INFORMATION GIVEN:
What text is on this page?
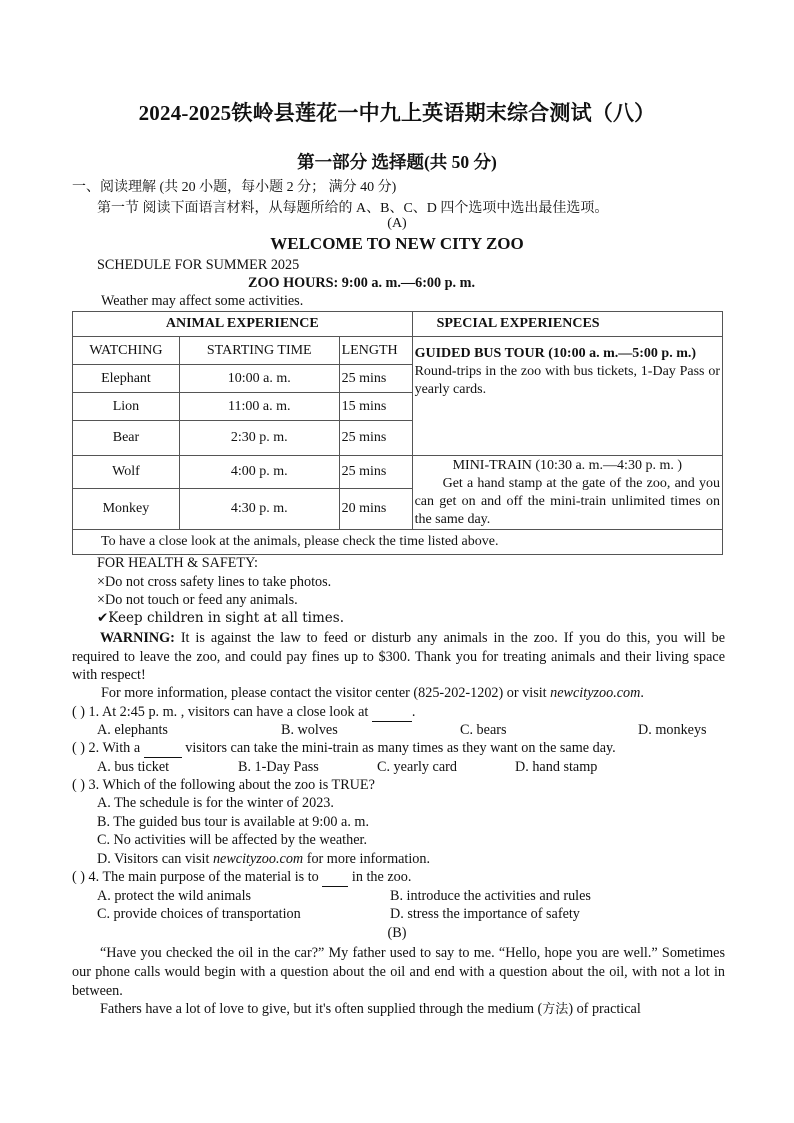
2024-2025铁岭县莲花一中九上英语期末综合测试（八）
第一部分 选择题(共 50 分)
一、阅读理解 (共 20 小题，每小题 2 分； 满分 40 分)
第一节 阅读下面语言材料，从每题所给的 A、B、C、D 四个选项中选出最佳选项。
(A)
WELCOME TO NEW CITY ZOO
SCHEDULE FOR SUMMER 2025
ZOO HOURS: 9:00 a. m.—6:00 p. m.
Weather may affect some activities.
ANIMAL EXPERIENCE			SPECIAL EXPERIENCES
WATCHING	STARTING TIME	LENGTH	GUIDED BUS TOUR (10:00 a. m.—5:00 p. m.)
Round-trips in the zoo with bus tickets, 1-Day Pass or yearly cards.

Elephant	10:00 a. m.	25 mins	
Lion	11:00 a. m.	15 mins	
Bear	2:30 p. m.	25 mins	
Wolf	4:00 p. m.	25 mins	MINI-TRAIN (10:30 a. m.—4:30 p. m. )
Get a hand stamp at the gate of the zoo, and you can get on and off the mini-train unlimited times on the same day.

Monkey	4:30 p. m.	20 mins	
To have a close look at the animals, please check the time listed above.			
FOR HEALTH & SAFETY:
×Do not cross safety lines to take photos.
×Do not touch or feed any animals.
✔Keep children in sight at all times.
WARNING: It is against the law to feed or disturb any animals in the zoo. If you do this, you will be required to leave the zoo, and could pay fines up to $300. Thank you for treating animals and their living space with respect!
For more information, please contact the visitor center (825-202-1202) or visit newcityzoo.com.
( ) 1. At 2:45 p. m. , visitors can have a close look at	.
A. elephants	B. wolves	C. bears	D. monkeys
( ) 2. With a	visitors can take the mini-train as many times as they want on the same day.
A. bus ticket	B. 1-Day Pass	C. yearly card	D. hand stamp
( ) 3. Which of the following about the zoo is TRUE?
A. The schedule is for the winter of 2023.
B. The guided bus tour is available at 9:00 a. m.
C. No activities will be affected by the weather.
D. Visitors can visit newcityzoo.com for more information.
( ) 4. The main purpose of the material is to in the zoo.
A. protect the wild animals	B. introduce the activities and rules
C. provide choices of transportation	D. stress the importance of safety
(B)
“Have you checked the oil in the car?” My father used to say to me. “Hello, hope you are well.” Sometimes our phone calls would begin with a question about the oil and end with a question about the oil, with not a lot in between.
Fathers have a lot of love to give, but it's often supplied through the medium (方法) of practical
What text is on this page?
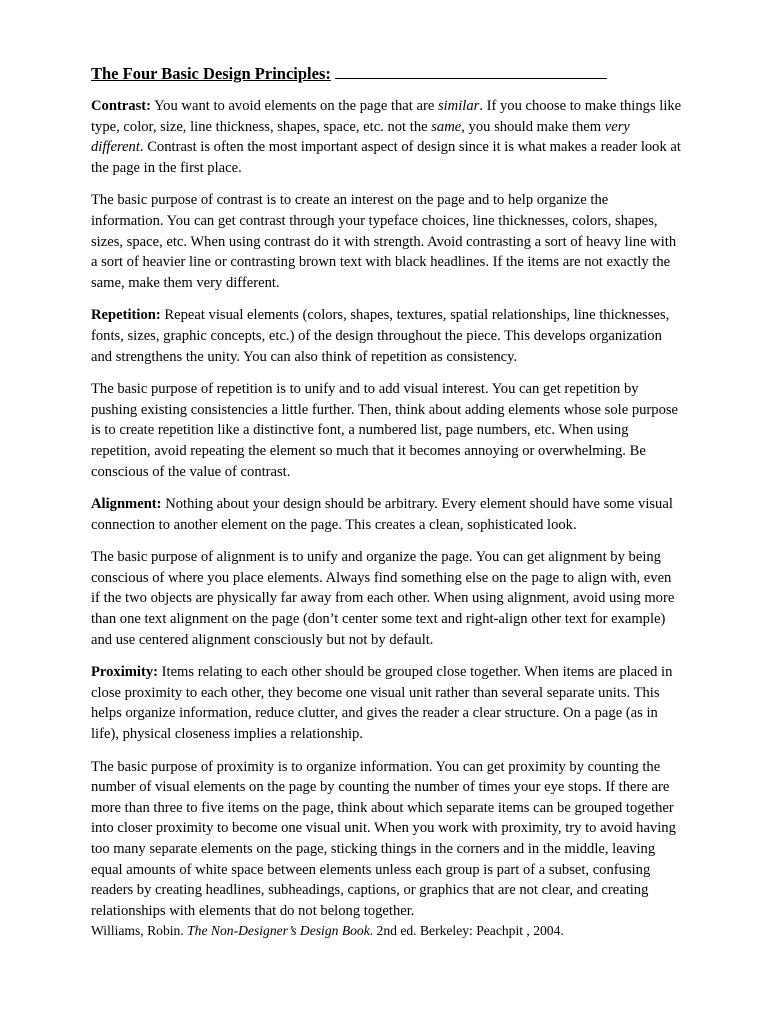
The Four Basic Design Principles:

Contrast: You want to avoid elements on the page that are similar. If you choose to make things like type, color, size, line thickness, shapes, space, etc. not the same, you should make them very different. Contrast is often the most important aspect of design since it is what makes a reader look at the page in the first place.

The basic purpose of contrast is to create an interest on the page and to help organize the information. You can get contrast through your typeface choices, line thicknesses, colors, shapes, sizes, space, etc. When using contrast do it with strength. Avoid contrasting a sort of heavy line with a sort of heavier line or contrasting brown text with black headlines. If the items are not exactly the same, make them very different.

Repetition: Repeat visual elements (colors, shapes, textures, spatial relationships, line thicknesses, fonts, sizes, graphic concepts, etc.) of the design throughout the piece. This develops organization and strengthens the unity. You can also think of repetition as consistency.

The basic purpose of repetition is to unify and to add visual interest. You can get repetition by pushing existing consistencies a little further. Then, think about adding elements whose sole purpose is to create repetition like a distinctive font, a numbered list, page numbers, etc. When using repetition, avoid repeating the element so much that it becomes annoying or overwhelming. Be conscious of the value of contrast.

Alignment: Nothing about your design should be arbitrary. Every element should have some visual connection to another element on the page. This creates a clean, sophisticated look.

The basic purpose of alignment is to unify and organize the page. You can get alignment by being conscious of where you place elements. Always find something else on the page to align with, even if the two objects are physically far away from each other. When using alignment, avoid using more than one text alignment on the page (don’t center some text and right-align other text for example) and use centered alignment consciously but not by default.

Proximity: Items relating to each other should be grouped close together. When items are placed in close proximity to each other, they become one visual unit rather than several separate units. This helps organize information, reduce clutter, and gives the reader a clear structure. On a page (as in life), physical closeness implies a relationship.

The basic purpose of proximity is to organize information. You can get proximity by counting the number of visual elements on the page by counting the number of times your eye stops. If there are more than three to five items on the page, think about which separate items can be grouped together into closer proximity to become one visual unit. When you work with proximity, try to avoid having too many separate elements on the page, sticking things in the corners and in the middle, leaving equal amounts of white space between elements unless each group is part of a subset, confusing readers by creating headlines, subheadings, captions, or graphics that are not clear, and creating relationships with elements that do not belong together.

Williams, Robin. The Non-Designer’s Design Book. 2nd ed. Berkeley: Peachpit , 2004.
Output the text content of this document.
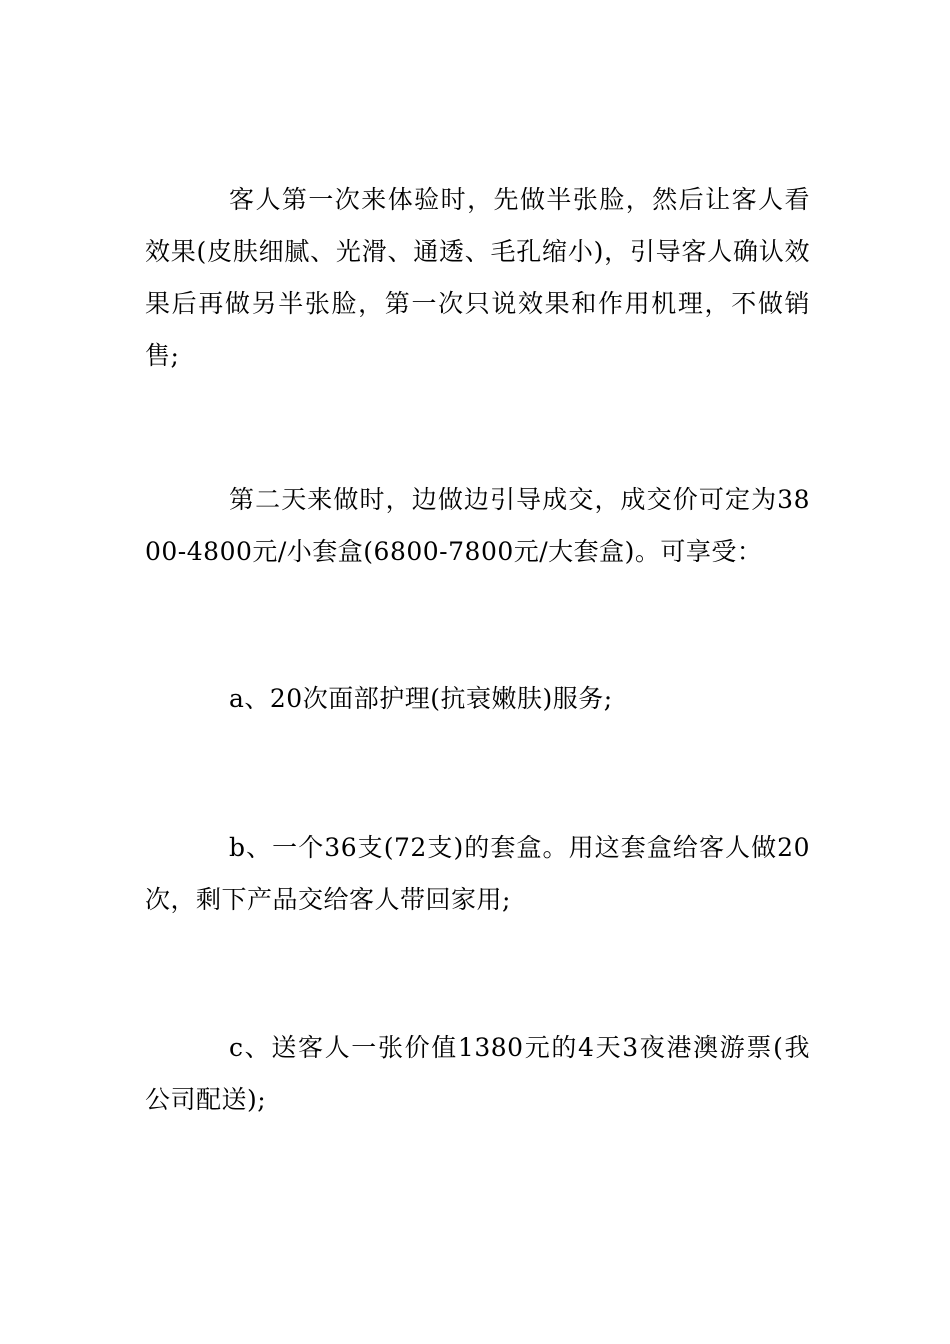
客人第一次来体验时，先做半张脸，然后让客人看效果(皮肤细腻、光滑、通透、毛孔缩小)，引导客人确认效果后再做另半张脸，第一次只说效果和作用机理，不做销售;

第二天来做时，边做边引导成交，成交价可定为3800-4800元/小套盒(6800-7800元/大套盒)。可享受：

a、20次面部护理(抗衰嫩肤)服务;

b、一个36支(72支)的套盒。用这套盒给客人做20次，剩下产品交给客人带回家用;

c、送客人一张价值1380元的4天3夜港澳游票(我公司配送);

OBJECTIVE:
In the records, locate each line holding the string "thicknesses" and copy it.

EXERCISE ANSWER:
The basic purpose of contrast is to create an interest on the page and to help organize the information. You can get contrast through your typeface choices, line thicknesses, colors, shapes, sizes, space, etc. When using contrast do it with strength. Avoid contrasting a sort of heavy line with a sort of heavier line or contrasting brown text with black headlines. If the items are not exactly the same, make them very different.
Repetition: Repeat visual elements (colors, shapes, textures, spatial relationships, line thicknesses, fonts, sizes, graphic concepts, etc.) of the design throughout the piece. This develops organization and strengthens the unity. You can also think of repetition as consistency.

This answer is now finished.